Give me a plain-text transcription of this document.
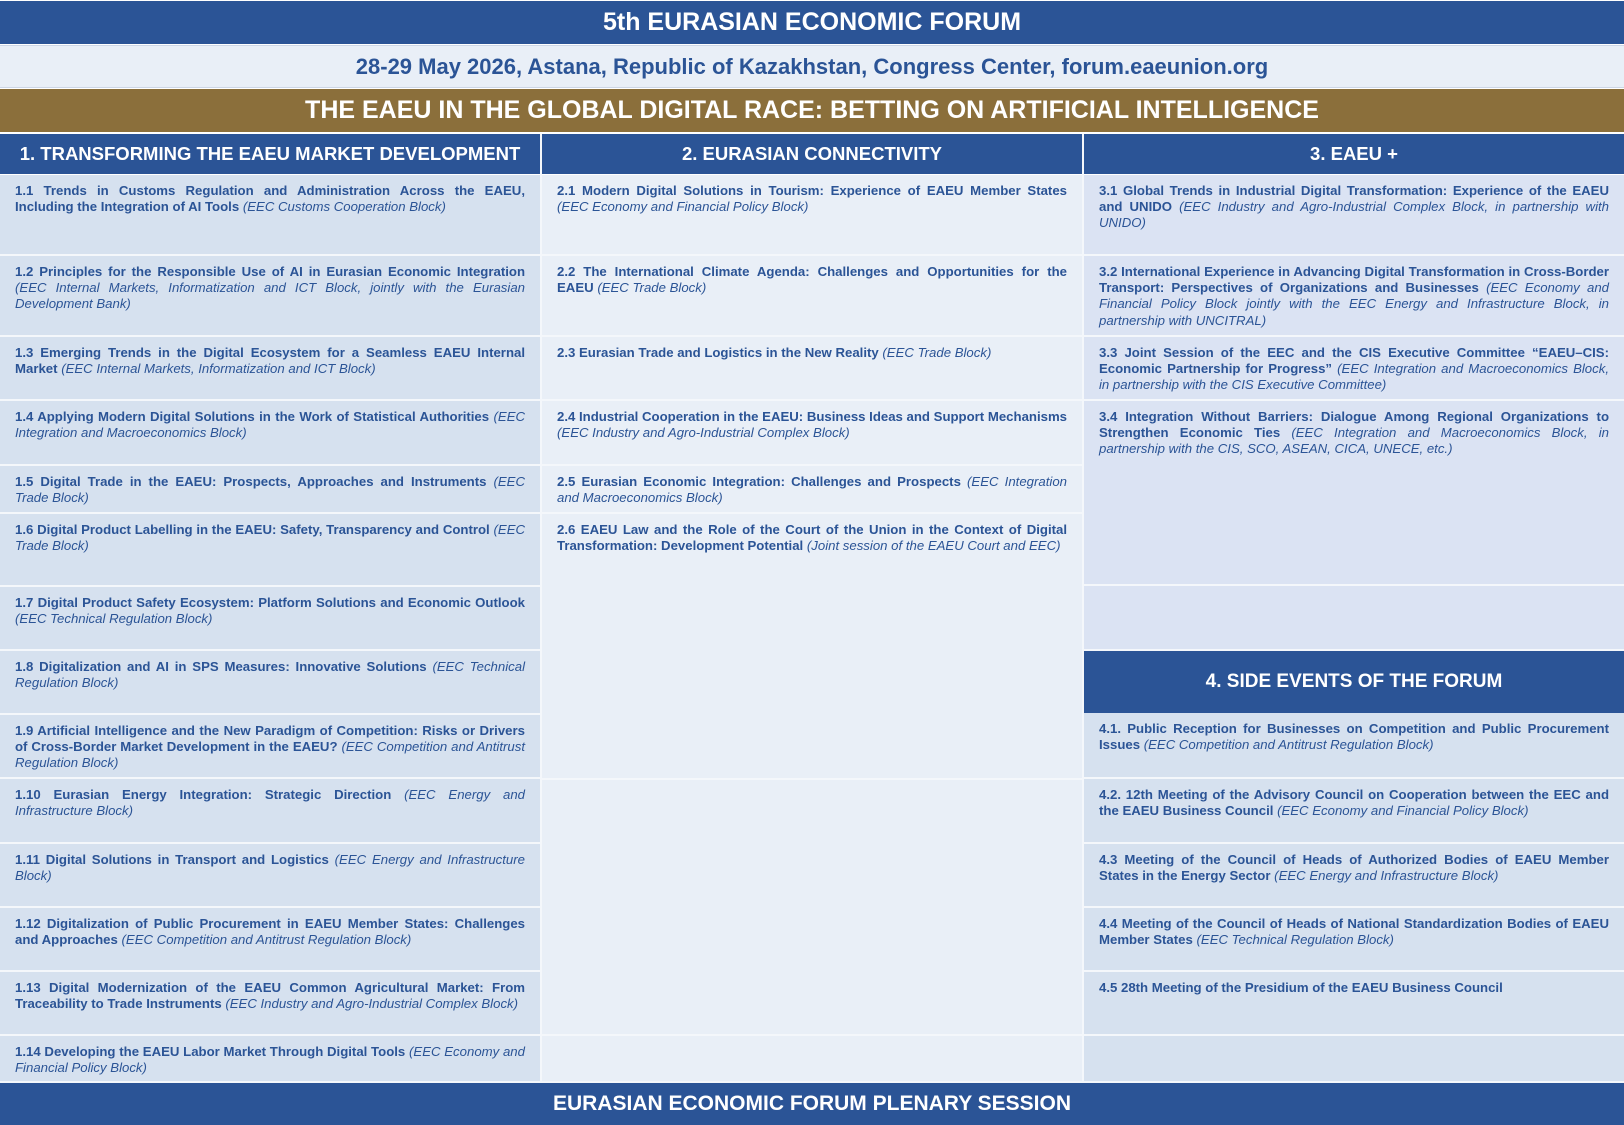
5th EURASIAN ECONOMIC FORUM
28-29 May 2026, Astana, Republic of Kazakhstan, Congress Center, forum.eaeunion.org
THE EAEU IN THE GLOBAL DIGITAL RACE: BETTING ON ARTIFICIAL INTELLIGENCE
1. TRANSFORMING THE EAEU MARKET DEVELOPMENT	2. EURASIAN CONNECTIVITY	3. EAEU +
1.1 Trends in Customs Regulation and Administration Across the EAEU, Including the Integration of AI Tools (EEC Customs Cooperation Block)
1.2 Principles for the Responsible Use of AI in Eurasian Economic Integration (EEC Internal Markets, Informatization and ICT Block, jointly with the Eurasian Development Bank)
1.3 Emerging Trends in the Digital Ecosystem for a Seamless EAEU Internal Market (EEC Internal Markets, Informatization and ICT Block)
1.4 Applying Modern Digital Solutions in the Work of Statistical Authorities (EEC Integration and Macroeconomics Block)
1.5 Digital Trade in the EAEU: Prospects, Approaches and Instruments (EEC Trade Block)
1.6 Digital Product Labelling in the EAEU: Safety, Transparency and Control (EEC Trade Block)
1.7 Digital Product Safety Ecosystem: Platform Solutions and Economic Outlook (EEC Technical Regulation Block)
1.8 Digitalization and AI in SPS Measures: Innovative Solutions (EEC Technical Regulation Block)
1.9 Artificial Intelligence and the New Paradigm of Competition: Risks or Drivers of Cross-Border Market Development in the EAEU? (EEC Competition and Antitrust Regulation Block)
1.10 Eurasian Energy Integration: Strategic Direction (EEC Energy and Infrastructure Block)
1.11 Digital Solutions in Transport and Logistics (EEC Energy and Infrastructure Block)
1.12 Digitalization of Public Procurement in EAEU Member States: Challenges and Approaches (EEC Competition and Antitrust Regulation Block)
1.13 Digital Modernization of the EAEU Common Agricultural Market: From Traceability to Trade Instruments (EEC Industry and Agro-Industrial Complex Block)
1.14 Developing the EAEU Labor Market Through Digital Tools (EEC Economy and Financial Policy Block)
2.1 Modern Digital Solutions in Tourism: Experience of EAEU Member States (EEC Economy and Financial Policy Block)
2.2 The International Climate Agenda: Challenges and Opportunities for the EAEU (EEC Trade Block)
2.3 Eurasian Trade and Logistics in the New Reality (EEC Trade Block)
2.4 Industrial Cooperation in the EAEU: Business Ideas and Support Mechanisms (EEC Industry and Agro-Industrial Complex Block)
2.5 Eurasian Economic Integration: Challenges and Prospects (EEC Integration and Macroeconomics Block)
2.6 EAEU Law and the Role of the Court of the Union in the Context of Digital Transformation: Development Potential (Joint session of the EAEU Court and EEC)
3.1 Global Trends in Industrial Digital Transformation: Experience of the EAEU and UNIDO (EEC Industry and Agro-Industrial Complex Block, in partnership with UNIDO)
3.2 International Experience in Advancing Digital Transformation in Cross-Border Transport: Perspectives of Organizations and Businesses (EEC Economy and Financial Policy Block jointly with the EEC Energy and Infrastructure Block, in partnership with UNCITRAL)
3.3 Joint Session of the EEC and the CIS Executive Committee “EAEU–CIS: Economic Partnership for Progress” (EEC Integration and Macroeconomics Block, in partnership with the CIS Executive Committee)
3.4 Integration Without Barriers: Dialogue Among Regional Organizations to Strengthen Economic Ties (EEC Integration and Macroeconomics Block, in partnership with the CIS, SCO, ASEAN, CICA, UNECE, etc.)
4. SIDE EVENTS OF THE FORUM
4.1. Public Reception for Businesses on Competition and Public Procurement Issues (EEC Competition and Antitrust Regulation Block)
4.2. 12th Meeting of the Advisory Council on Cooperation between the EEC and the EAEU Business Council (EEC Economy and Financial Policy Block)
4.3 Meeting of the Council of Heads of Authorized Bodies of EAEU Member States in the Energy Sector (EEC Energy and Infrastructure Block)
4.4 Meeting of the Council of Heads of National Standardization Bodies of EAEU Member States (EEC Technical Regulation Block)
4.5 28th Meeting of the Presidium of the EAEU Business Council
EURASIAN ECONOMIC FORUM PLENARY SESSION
--
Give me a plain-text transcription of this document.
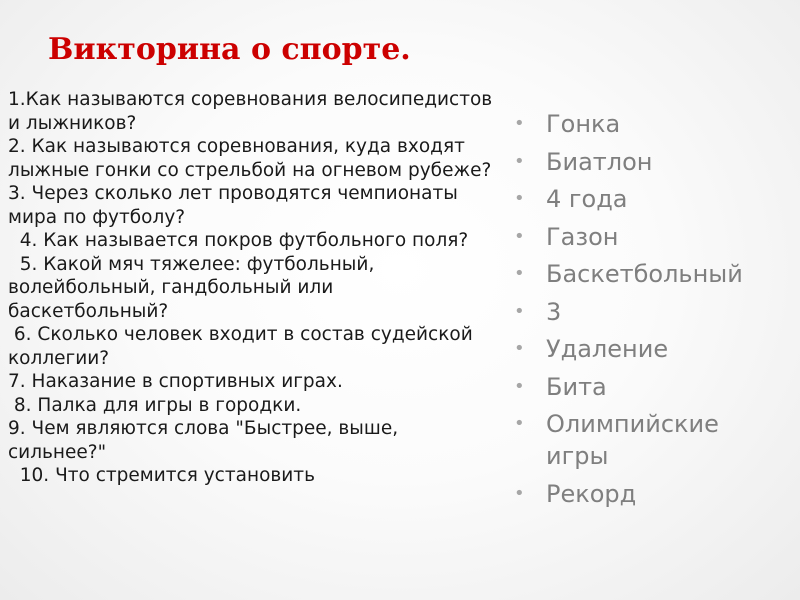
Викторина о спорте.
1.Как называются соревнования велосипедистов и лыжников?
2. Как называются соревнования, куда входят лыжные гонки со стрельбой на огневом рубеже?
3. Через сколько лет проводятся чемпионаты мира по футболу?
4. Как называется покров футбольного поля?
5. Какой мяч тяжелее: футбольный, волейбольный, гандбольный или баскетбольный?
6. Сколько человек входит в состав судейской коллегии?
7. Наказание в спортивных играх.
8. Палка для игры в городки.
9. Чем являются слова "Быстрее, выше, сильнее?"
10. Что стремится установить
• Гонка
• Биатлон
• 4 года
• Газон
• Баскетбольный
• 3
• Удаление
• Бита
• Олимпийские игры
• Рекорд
---
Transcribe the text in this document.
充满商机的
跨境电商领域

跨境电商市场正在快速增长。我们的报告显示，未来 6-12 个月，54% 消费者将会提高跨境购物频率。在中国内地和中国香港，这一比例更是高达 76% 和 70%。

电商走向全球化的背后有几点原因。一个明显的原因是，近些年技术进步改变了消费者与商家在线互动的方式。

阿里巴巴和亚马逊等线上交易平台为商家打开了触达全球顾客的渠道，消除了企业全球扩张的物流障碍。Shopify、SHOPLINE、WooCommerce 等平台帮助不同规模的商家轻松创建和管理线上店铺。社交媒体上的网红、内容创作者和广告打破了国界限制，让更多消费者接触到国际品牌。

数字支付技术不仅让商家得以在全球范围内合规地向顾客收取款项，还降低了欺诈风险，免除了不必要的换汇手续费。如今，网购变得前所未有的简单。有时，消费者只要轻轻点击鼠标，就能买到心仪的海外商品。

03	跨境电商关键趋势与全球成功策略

What the task asks: Of all the lines above, how many contain the word "Ecosystem"? Give the number and nothing else.

Complete response: 2